Copy out every line that contains the word "React".

▶ INFORMATION SUPPLIED:
★ ★ ★ ★ ★

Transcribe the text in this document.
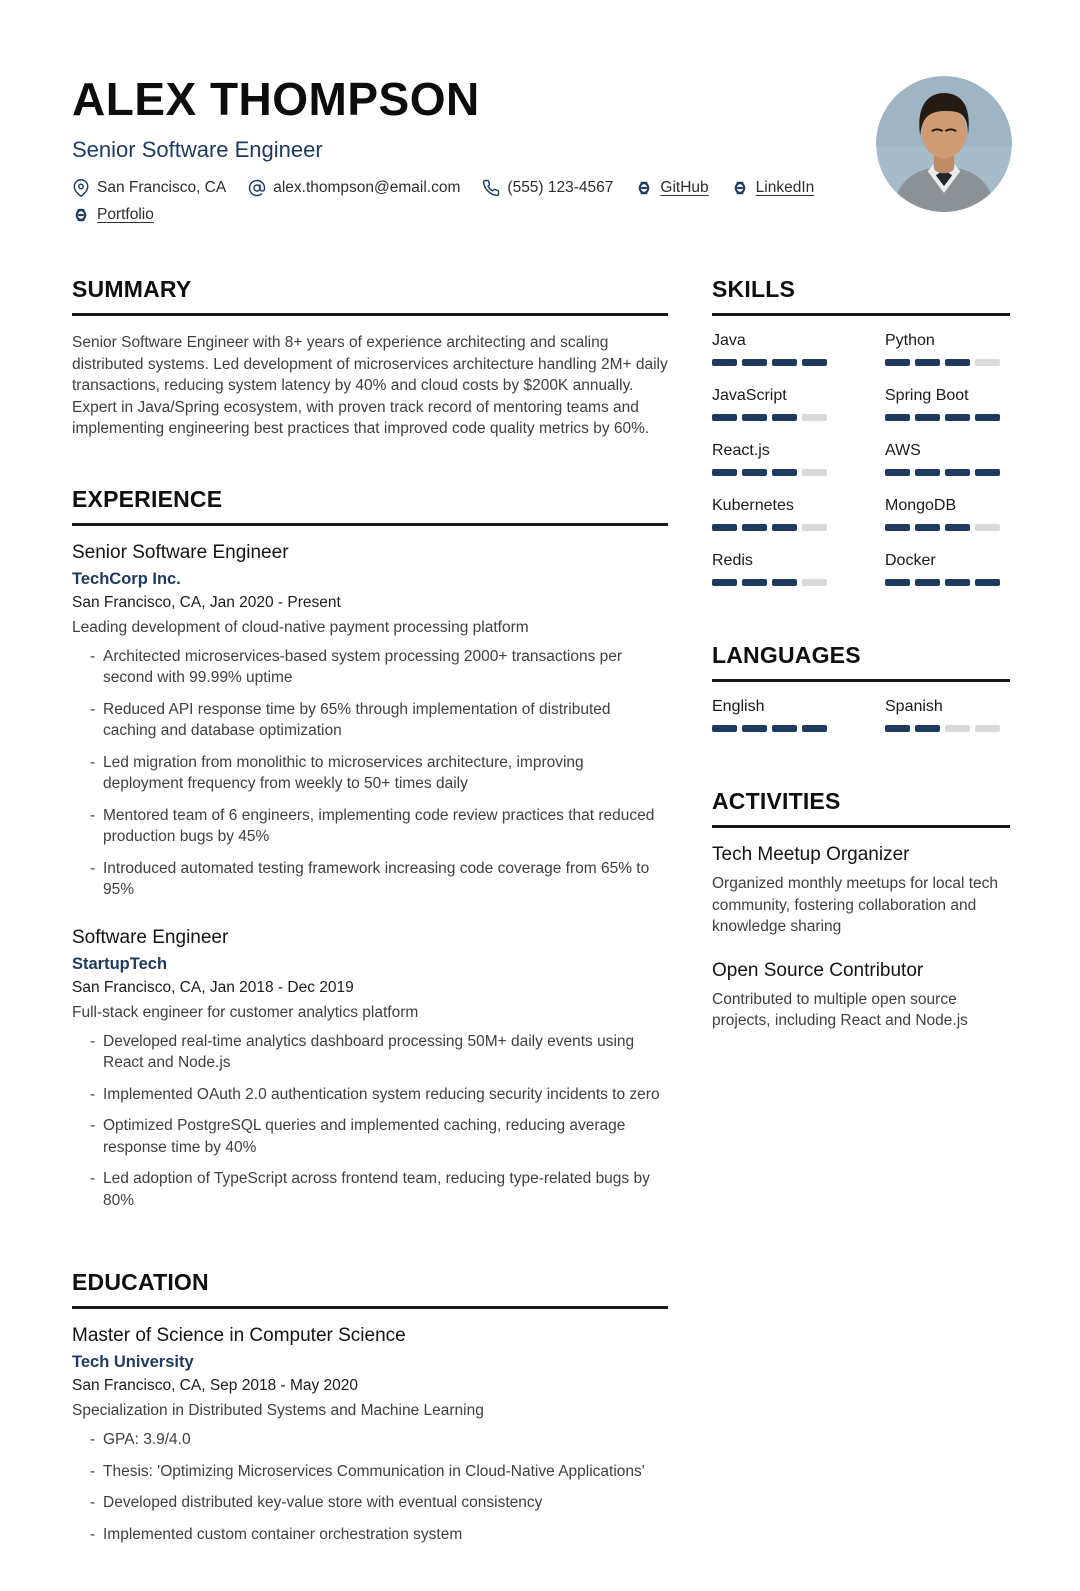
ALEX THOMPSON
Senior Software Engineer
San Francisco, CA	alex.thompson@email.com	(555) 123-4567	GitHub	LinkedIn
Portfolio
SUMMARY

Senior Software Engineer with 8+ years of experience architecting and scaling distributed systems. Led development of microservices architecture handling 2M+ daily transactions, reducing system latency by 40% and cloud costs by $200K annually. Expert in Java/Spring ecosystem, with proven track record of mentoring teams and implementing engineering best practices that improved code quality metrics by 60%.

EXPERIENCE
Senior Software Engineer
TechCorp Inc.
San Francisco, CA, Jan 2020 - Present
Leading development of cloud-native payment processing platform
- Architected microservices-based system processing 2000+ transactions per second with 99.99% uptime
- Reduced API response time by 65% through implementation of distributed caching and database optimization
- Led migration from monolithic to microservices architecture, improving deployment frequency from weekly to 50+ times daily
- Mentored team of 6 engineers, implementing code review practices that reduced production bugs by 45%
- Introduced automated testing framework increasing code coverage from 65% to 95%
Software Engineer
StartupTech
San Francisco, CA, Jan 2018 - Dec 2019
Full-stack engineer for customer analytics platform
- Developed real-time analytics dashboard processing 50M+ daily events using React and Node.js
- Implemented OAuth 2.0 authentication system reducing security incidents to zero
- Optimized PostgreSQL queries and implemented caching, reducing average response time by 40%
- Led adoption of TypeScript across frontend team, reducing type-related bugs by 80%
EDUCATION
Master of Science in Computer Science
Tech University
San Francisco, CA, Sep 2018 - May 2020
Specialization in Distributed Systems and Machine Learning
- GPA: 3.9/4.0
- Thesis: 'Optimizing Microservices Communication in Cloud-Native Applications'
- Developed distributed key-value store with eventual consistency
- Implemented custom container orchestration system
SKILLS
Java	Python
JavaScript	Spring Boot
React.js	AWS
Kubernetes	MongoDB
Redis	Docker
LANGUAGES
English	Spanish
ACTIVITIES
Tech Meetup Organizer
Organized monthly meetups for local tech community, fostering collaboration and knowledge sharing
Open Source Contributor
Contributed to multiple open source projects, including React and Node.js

★ ★ ★ ★ ★

▶ ANSWER:
- Developed real-time analytics dashboard processing 50M+ daily events using React and Node.js
React.js	AWS
Contributed to multiple open source projects, including React and Node.js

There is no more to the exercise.